* **Your task**
From the listing that follows, output everything exactly except the pictures.

↓

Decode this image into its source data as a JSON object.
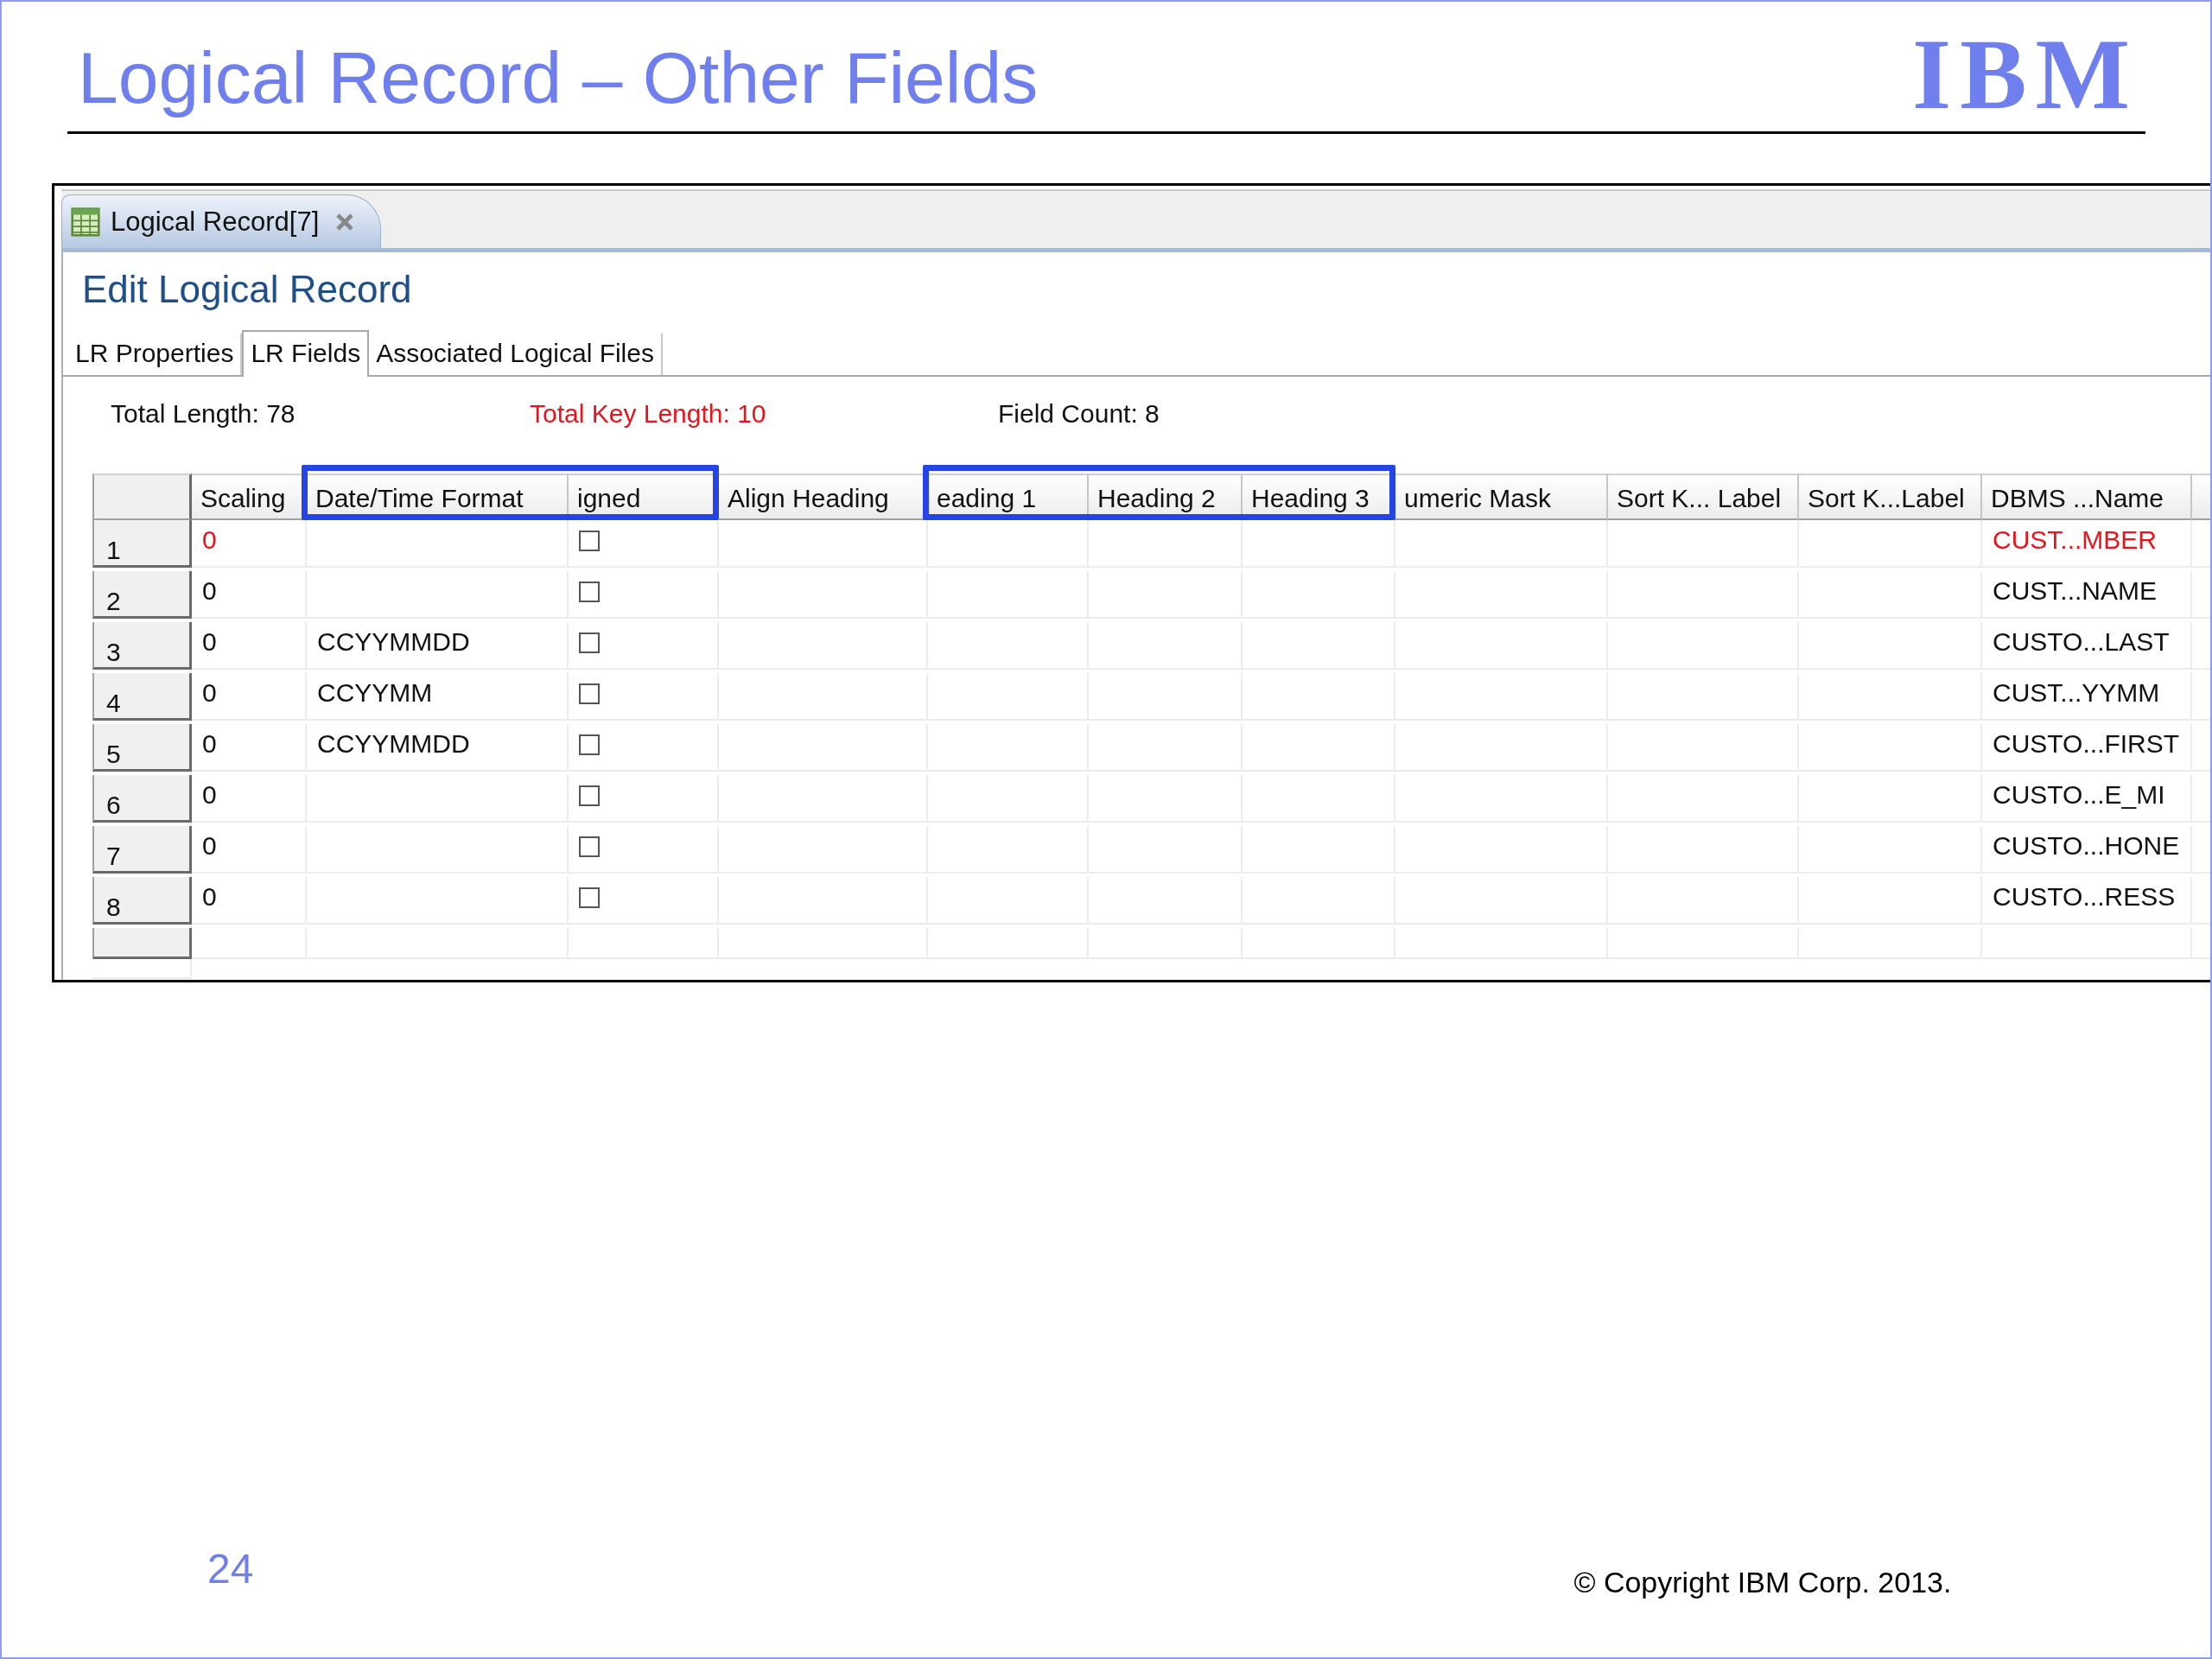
{
  "slide": {
    "title": "Logical Record – Other Fields",
    "logo": "IBM",
    "page_number": "24",
    "copyright": "© Copyright IBM Corp. 2013."
  },
  "editor": {
    "tab": {
      "label": "Logical Record[7]"
    },
    "heading": "Edit Logical Record",
    "tabs": [
      {
        "label": "LR Properties",
        "selected": false
      },
      {
        "label": "LR Fields",
        "selected": true
      },
      {
        "label": "Associated Logical Files",
        "selected": false
      }
    ],
    "summary": [
      {
        "label": "Total Length: 78",
        "alert": false
      },
      {
        "label": "Total Key Length: 10",
        "alert": true
      },
      {
        "label": "Field Count: 8",
        "alert": false
      }
    ],
    "table": {
      "columns": [
        {
          "label": "Scaling",
          "highlighted": false
        },
        {
          "label": "Date/Time Format",
          "highlighted": true
        },
        {
          "label": "igned",
          "highlighted": true
        },
        {
          "label": "Align Heading",
          "highlighted": false
        },
        {
          "label": "eading 1",
          "highlighted": true
        },
        {
          "label": "Heading 2",
          "highlighted": true
        },
        {
          "label": "Heading 3",
          "highlighted": true
        },
        {
          "label": "umeric Mask",
          "highlighted": false
        },
        {
          "label": "Sort K... Label",
          "highlighted": false
        },
        {
          "label": "Sort K...Label",
          "highlighted": false
        },
        {
          "label": "DBMS ...Name",
          "highlighted": false
        }
      ],
      "rows": [
        {
          "number": "1",
          "scaling": "0",
          "signed": false,
          "dbms_name": "CUST...MBER",
          "key": true
        },
        {
          "number": "2",
          "scaling": "0",
          "signed": false,
          "dbms_name": "CUST...NAME",
          "key": false
        },
        {
          "number": "3",
          "scaling": "0",
          "date_time_format": "CCYYMMDD",
          "signed": false,
          "dbms_name": "CUSTO...LAST",
          "key": false
        },
        {
          "number": "4",
          "scaling": "0",
          "date_time_format": "CCYYMM",
          "signed": false,
          "dbms_name": "CUST...YYMM",
          "key": false
        },
        {
          "number": "5",
          "scaling": "0",
          "date_time_format": "CCYYMMDD",
          "signed": false,
          "dbms_name": "CUSTO...FIRST",
          "key": false
        },
        {
          "number": "6",
          "scaling": "0",
          "signed": false,
          "dbms_name": "CUSTO...E_MI",
          "key": false
        },
        {
          "number": "7",
          "scaling": "0",
          "signed": false,
          "dbms_name": "CUSTO...HONE",
          "key": false
        },
        {
          "number": "8",
          "scaling": "0",
          "signed": false,
          "dbms_name": "CUSTO...RESS",
          "key": false
        }
      ]
    }
  }
}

↑

* **Full answer**
Decode this image into its source data as a JSON object.
{
  "slide": {
    "title": "Logical Record – Other Fields",
    "logo": "IBM",
    "page_number": "24",
    "copyright": "© Copyright IBM Corp. 2013."
  },
  "editor": {
    "tab": {
      "label": "Logical Record[7]"
    },
    "heading": "Edit Logical Record",
    "tabs": [
      {
        "label": "LR Properties",
        "selected": false
      },
      {
        "label": "LR Fields",
        "selected": true
      },
      {
        "label": "Associated Logical Files",
        "selected": false
      }
    ],
    "summary": [
      {
        "label": "Total Length: 78",
        "alert": false
      },
      {
        "label": "Total Key Length: 10",
        "alert": true
      },
      {
        "label": "Field Count: 8",
        "alert": false
      }
    ],
    "table": {
      "columns": [
        {
          "label": "Scaling",
          "highlighted": false
        },
        {
          "label": "Date/Time Format",
          "highlighted": true
        },
        {
          "label": "igned",
          "highlighted": true
        },
        {
          "label": "Align Heading",
          "highlighted": false
        },
        {
          "label": "eading 1",
          "highlighted": true
        },
        {
          "label": "Heading 2",
          "highlighted": true
        },
        {
          "label": "Heading 3",
          "highlighted": true
        },
        {
          "label": "umeric Mask",
          "highlighted": false
        },
        {
          "label": "Sort K... Label",
          "highlighted": false
        },
        {
          "label": "Sort K...Label",
          "highlighted": false
        },
        {
          "label": "DBMS ...Name",
          "highlighted": false
        }
      ],
      "rows": [
        {
          "number": "1",
          "scaling": "0",
          "signed": false,
          "dbms_name": "CUST...MBER",
          "key": true
        },
        {
          "number": "2",
          "scaling": "0",
          "signed": false,
          "dbms_name": "CUST...NAME",
          "key": false
        },
        {
          "number": "3",
          "scaling": "0",
          "date_time_format": "CCYYMMDD",
          "signed": false,
          "dbms_name": "CUSTO...LAST",
          "key": false
        },
        {
          "number": "4",
          "scaling": "0",
          "date_time_format": "CCYYMM",
          "signed": false,
          "dbms_name": "CUST...YYMM",
          "key": false
        },
        {
          "number": "5",
          "scaling": "0",
          "date_time_format": "CCYYMMDD",
          "signed": false,
          "dbms_name": "CUSTO...FIRST",
          "key": false
        },
        {
          "number": "6",
          "scaling": "0",
          "signed": false,
          "dbms_name": "CUSTO...E_MI",
          "key": false
        },
        {
          "number": "7",
          "scaling": "0",
          "signed": false,
          "dbms_name": "CUSTO...HONE",
          "key": false
        },
        {
          "number": "8",
          "scaling": "0",
          "signed": false,
          "dbms_name": "CUSTO...RESS",
          "key": false
        }
      ]
    }
  }
}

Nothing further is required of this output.